Exercise inputs:
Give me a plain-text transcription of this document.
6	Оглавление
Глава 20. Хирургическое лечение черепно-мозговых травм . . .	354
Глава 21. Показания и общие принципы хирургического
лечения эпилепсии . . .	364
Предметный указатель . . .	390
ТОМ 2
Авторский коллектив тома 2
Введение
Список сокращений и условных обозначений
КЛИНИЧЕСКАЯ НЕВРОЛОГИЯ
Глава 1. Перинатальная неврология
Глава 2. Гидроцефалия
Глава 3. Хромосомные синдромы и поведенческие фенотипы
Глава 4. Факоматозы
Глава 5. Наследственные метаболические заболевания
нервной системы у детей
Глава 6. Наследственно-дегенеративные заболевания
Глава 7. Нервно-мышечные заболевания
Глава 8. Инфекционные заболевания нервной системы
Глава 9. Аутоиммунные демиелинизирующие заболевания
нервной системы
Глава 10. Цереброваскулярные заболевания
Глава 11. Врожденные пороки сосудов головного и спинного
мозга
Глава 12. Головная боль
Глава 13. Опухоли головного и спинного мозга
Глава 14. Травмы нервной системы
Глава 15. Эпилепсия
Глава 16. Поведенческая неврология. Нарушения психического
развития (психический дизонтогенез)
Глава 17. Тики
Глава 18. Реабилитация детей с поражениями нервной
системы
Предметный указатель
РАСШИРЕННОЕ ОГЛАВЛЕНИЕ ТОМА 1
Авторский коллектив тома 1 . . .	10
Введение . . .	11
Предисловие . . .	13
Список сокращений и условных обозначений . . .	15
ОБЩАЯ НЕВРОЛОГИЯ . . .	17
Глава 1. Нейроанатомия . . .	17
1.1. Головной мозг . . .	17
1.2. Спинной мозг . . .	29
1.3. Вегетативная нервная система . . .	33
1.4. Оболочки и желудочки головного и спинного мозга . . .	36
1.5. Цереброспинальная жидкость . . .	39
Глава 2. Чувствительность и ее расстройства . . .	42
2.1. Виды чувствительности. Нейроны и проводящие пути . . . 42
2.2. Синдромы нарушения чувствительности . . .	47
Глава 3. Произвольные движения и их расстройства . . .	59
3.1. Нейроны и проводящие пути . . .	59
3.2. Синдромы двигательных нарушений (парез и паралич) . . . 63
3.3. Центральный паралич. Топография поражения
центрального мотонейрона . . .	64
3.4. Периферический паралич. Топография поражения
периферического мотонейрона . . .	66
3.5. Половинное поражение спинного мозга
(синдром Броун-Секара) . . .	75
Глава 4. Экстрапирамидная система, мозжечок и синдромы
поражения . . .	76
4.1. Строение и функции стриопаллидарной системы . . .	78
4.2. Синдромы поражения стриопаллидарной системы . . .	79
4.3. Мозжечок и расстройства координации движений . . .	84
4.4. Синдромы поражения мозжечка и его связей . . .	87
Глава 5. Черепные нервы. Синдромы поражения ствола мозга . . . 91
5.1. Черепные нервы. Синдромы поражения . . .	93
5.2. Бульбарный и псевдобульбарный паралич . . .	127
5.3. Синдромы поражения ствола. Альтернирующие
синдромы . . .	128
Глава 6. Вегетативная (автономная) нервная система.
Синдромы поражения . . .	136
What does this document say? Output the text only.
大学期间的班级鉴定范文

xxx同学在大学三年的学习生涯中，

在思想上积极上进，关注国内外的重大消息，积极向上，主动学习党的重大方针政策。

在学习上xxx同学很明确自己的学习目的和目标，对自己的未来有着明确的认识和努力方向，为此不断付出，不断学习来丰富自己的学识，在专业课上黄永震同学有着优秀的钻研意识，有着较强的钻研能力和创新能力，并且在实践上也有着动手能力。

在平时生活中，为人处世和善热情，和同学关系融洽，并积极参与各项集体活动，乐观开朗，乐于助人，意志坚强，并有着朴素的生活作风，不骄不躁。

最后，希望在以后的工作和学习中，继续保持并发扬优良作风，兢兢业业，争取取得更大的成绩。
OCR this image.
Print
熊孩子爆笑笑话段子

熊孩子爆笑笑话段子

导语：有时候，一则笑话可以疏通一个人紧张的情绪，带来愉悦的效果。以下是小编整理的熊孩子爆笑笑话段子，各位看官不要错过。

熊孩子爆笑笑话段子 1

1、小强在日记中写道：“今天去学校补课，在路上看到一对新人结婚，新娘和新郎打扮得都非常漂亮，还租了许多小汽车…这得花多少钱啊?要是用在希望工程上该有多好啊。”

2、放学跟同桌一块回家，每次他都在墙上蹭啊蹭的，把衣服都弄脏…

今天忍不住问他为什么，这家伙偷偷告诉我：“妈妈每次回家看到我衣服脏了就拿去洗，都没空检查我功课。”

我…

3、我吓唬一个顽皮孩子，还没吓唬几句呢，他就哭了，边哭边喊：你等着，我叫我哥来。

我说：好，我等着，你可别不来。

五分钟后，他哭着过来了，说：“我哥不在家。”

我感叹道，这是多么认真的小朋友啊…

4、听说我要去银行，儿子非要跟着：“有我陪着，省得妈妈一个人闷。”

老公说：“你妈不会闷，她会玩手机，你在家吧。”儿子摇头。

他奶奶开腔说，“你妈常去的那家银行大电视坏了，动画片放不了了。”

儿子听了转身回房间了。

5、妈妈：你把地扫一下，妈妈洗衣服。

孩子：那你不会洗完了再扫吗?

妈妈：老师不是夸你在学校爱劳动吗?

Short problem: Transcribe all of the entries without altering anything.

Written reply:
Give me a plain-text transcription of this document.
6	Оглавление
Глава 20. Хирургическое лечение черепно-мозговых травм . . .	354
Глава 21. Показания и общие принципы хирургического
лечения эпилепсии . . .	364
Предметный указатель . . .	390
ТОМ 2
Авторский коллектив тома 2
Введение
Список сокращений и условных обозначений
КЛИНИЧЕСКАЯ НЕВРОЛОГИЯ
Глава 1. Перинатальная неврология
Глава 2. Гидроцефалия
Глава 3. Хромосомные синдромы и поведенческие фенотипы
Глава 4. Факоматозы
Глава 5. Наследственные метаболические заболевания
нервной системы у детей
Глава 6. Наследственно-дегенеративные заболевания
Глава 7. Нервно-мышечные заболевания
Глава 8. Инфекционные заболевания нервной системы
Глава 9. Аутоиммунные демиелинизирующие заболевания
нервной системы
Глава 10. Цереброваскулярные заболевания
Глава 11. Врожденные пороки сосудов головного и спинного
мозга
Глава 12. Головная боль
Глава 13. Опухоли головного и спинного мозга
Глава 14. Травмы нервной системы
Глава 15. Эпилепсия
Глава 16. Поведенческая неврология. Нарушения психического
развития (психический дизонтогенез)
Глава 17. Тики
Глава 18. Реабилитация детей с поражениями нервной
системы
Предметный указатель
РАСШИРЕННОЕ ОГЛАВЛЕНИЕ ТОМА 1
Авторский коллектив тома 1 . . .	10
Введение . . .	11
Предисловие . . .	13
Список сокращений и условных обозначений . . .	15
ОБЩАЯ НЕВРОЛОГИЯ . . .	17
Глава 1. Нейроанатомия . . .	17
1.1. Головной мозг . . .	17
1.2. Спинной мозг . . .	29
1.3. Вегетативная нервная система . . .	33
1.4. Оболочки и желудочки головного и спинного мозга . . .	36
1.5. Цереброспинальная жидкость . . .	39
Глава 2. Чувствительность и ее расстройства . . .	42
2.1. Виды чувствительности. Нейроны и проводящие пути . . . 42
2.2. Синдромы нарушения чувствительности . . .	47
Глава 3. Произвольные движения и их расстройства . . .	59
3.1. Нейроны и проводящие пути . . .	59
3.2. Синдромы двигательных нарушений (парез и паралич) . . . 63
3.3. Центральный паралич. Топография поражения
центрального мотонейрона . . .	64
3.4. Периферический паралич. Топография поражения
периферического мотонейрона . . .	66
3.5. Половинное поражение спинного мозга
(синдром Броун-Секара) . . .	75
Глава 4. Экстрапирамидная система, мозжечок и синдромы
поражения . . .	76
4.1. Строение и функции стриопаллидарной системы . . .	78
4.2. Синдромы поражения стриопаллидарной системы . . .	79
4.3. Мозжечок и расстройства координации движений . . .	84
4.4. Синдромы поражения мозжечка и его связей . . .	87
Глава 5. Черепные нервы. Синдромы поражения ствола мозга . . . 91
5.1. Черепные нервы. Синдромы поражения . . .	93
5.2. Бульбарный и псевдобульбарный паралич . . .	127
5.3. Синдромы поражения ствола. Альтернирующие
синдромы . . .	128
Глава 6. Вегетативная (автономная) нервная система.
Синдромы поражения . . .	136
What does this document say? Output the text only.
大学期间的班级鉴定范文

xxx同学在大学三年的学习生涯中，

在思想上积极上进，关注国内外的重大消息，积极向上，主动学习党的重大方针政策。

在学习上xxx同学很明确自己的学习目的和目标，对自己的未来有着明确的认识和努力方向，为此不断付出，不断学习来丰富自己的学识，在专业课上黄永震同学有着优秀的钻研意识，有着较强的钻研能力和创新能力，并且在实践上也有着动手能力。

在平时生活中，为人处世和善热情，和同学关系融洽，并积极参与各项集体活动，乐观开朗，乐于助人，意志坚强，并有着朴素的生活作风，不骄不躁。

最后，希望在以后的工作和学习中，继续保持并发扬优良作风，兢兢业业，争取取得更大的成绩。
OCR this image.
Print
熊孩子爆笑笑话段子

熊孩子爆笑笑话段子

导语：有时候，一则笑话可以疏通一个人紧张的情绪，带来愉悦的效果。以下是小编整理的熊孩子爆笑笑话段子，各位看官不要错过。

熊孩子爆笑笑话段子 1

1、小强在日记中写道：“今天去学校补课，在路上看到一对新人结婚，新娘和新郎打扮得都非常漂亮，还租了许多小汽车…这得花多少钱啊?要是用在希望工程上该有多好啊。”

2、放学跟同桌一块回家，每次他都在墙上蹭啊蹭的，把衣服都弄脏…

今天忍不住问他为什么，这家伙偷偷告诉我：“妈妈每次回家看到我衣服脏了就拿去洗，都没空检查我功课。”

我…

3、我吓唬一个顽皮孩子，还没吓唬几句呢，他就哭了，边哭边喊：你等着，我叫我哥来。

我说：好，我等着，你可别不来。

五分钟后，他哭着过来了，说：“我哥不在家。”

我感叹道，这是多么认真的小朋友啊…

4、听说我要去银行，儿子非要跟着：“有我陪着，省得妈妈一个人闷。”

老公说：“你妈不会闷，她会玩手机，你在家吧。”儿子摇头。

他奶奶开腔说，“你妈常去的那家银行大电视坏了，动画片放不了了。”

儿子听了转身回房间了。

5、妈妈：你把地扫一下，妈妈洗衣服。

孩子：那你不会洗完了再扫吗?

妈妈：老师不是夸你在学校爱劳动吗?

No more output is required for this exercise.